§ TO BE DONE: Repeat every record below exactly, omitting any pictures.

§ EXERCISE INPUTS:
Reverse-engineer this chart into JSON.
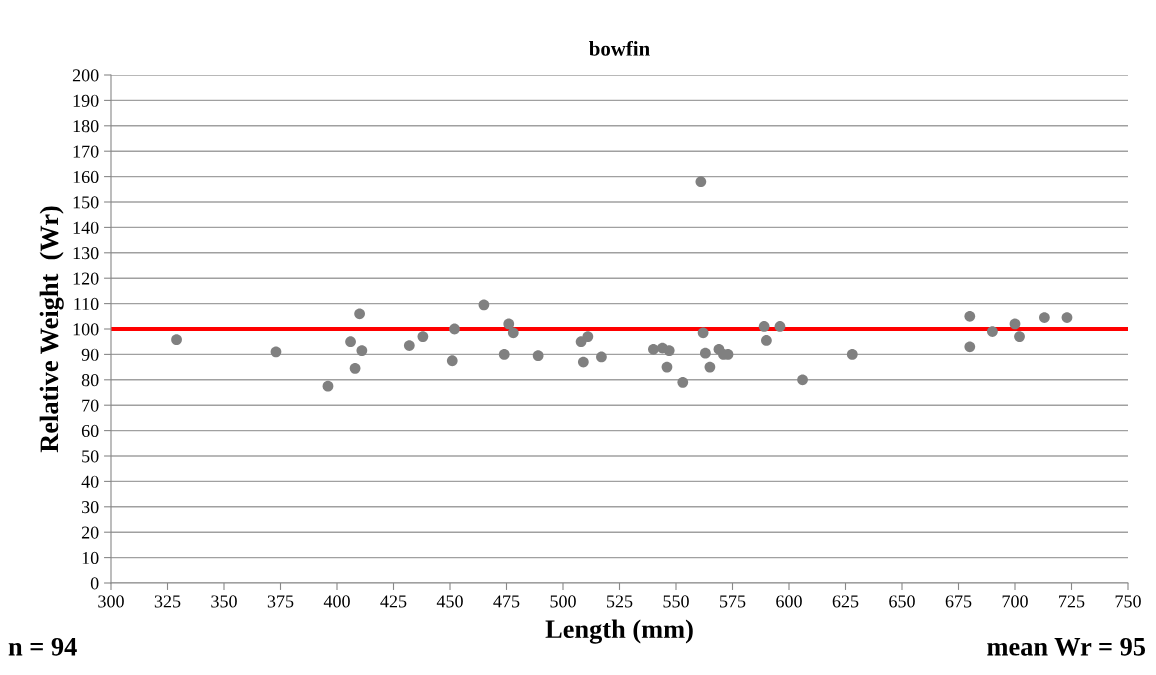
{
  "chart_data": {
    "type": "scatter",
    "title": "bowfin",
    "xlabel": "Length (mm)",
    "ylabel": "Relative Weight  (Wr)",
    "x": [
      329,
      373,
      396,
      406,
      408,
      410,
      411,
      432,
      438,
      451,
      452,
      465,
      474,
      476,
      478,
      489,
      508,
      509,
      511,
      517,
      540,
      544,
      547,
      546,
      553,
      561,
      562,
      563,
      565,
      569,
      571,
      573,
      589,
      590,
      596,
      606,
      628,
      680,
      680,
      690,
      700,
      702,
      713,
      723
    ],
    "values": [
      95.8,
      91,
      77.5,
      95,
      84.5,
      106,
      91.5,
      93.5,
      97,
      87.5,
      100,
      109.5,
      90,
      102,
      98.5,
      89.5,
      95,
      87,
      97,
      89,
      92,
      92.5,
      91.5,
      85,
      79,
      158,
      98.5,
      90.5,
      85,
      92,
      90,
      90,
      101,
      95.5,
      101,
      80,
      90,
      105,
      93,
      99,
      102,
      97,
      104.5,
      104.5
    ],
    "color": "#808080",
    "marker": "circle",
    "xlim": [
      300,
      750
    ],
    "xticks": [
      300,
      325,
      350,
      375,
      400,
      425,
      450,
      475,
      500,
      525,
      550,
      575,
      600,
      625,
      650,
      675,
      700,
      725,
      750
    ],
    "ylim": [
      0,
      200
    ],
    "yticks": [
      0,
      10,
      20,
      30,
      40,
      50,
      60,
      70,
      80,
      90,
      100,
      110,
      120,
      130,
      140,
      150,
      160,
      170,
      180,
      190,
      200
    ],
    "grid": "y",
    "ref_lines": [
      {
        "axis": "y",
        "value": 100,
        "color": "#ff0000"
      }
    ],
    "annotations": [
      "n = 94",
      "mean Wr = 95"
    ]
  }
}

§ SOLUTION:
Reverse-engineer this chart into JSON.
{
  "chart_data": {
    "type": "scatter",
    "title": "bowfin",
    "xlabel": "Length (mm)",
    "ylabel": "Relative Weight  (Wr)",
    "x": [
      329,
      373,
      396,
      406,
      408,
      410,
      411,
      432,
      438,
      451,
      452,
      465,
      474,
      476,
      478,
      489,
      508,
      509,
      511,
      517,
      540,
      544,
      547,
      546,
      553,
      561,
      562,
      563,
      565,
      569,
      571,
      573,
      589,
      590,
      596,
      606,
      628,
      680,
      680,
      690,
      700,
      702,
      713,
      723
    ],
    "values": [
      95.8,
      91,
      77.5,
      95,
      84.5,
      106,
      91.5,
      93.5,
      97,
      87.5,
      100,
      109.5,
      90,
      102,
      98.5,
      89.5,
      95,
      87,
      97,
      89,
      92,
      92.5,
      91.5,
      85,
      79,
      158,
      98.5,
      90.5,
      85,
      92,
      90,
      90,
      101,
      95.5,
      101,
      80,
      90,
      105,
      93,
      99,
      102,
      97,
      104.5,
      104.5
    ],
    "color": "#808080",
    "marker": "circle",
    "xlim": [
      300,
      750
    ],
    "xticks": [
      300,
      325,
      350,
      375,
      400,
      425,
      450,
      475,
      500,
      525,
      550,
      575,
      600,
      625,
      650,
      675,
      700,
      725,
      750
    ],
    "ylim": [
      0,
      200
    ],
    "yticks": [
      0,
      10,
      20,
      30,
      40,
      50,
      60,
      70,
      80,
      90,
      100,
      110,
      120,
      130,
      140,
      150,
      160,
      170,
      180,
      190,
      200
    ],
    "grid": "y",
    "ref_lines": [
      {
        "axis": "y",
        "value": 100,
        "color": "#ff0000"
      }
    ],
    "annotations": [
      "n = 94",
      "mean Wr = 95"
    ]
  }
}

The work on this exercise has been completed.